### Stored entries
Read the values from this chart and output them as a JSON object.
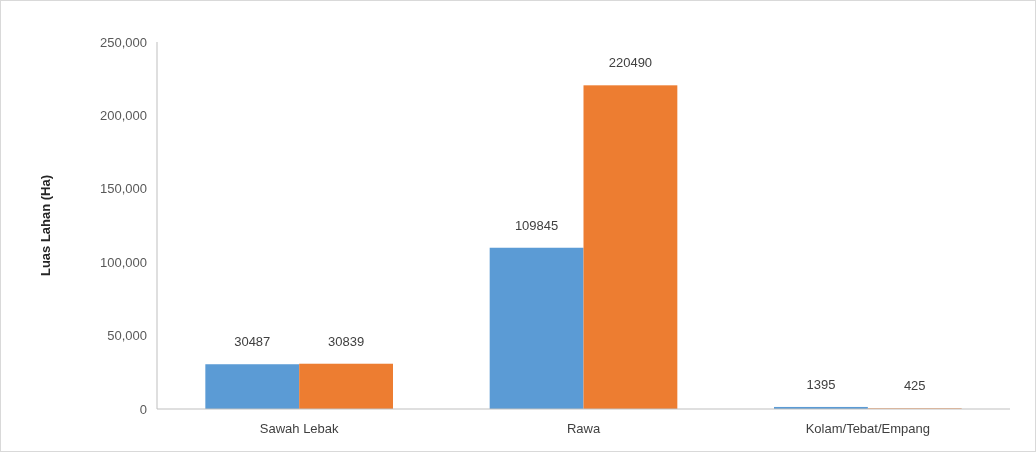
{
  "chart_data": {
    "type": "bar",
    "ylabel": "Luas Lahan (Ha)",
    "categories": [
      "Sawah Lebak",
      "Rawa",
      "Kolam/Tebat/Empang"
    ],
    "series": [
      {
        "color": "#5b9bd5",
        "values": [
          30487,
          109845,
          1395
        ]
      },
      {
        "color": "#ed7d31",
        "values": [
          30839,
          220490,
          425
        ]
      }
    ],
    "ylim": [
      0,
      250000
    ],
    "yticks": [
      {
        "value": 0,
        "label": "0"
      },
      {
        "value": 50000,
        "label": "50,000"
      },
      {
        "value": 100000,
        "label": "100,000"
      },
      {
        "value": 150000,
        "label": "150,000"
      },
      {
        "value": 200000,
        "label": "200,000"
      },
      {
        "value": 250000,
        "label": "250,000"
      }
    ],
    "data_labels": true,
    "grid": false
  }
}
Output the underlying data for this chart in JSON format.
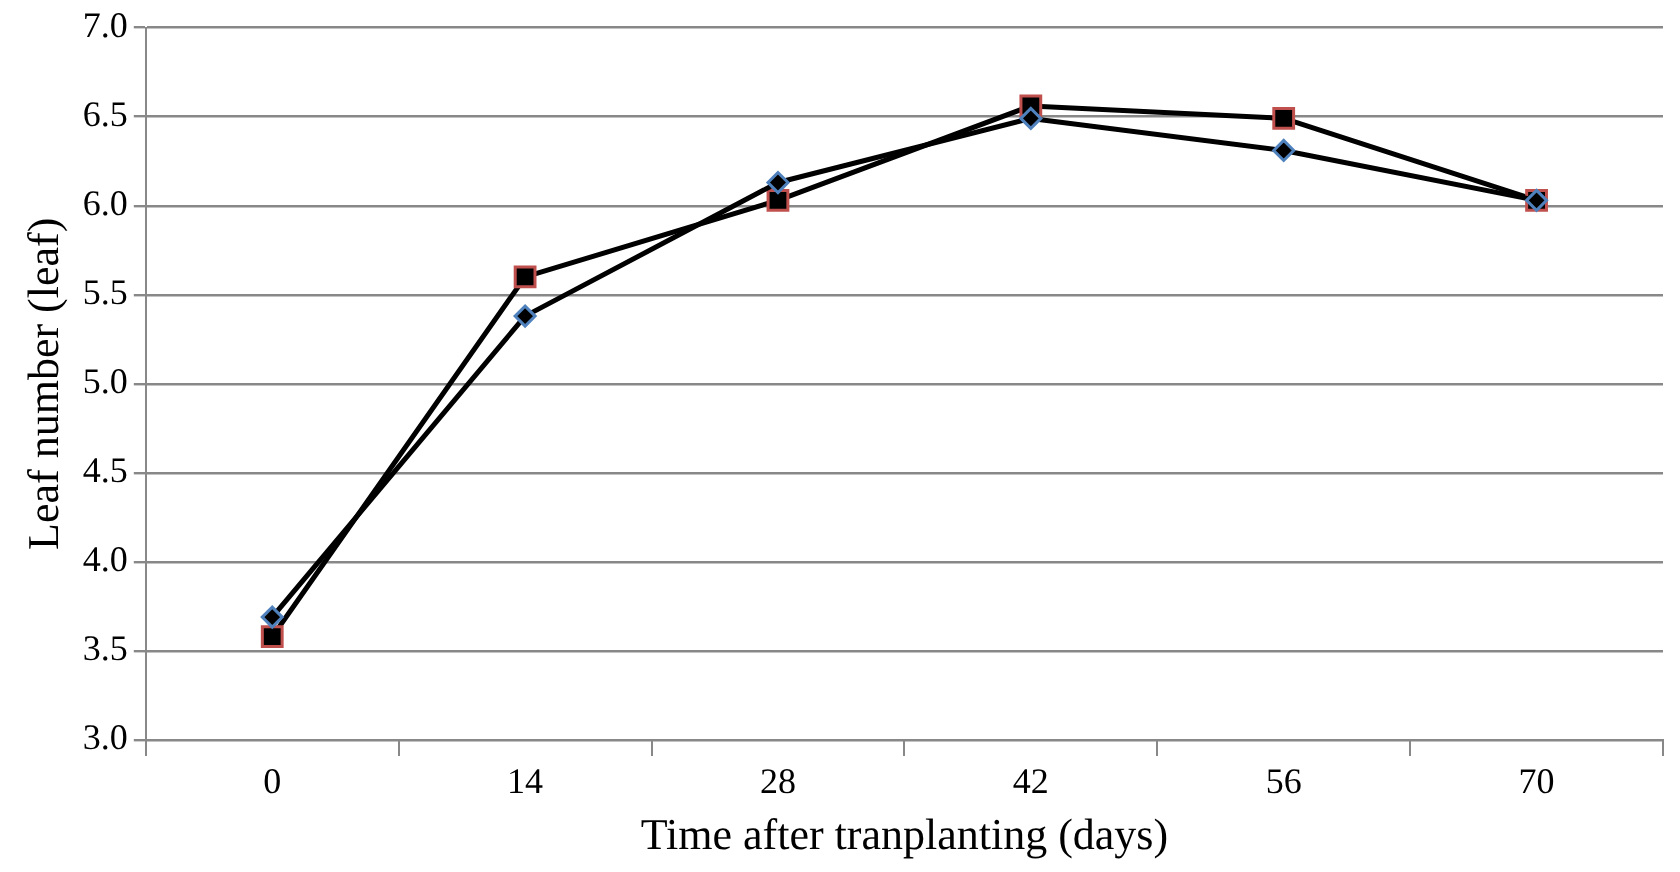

### Instruction
Only lines with the word "this" should be collected from the material.

### Finished task
Read the values from this chart and output them as a JSON object.
Output the underlying data for this chart in JSON format.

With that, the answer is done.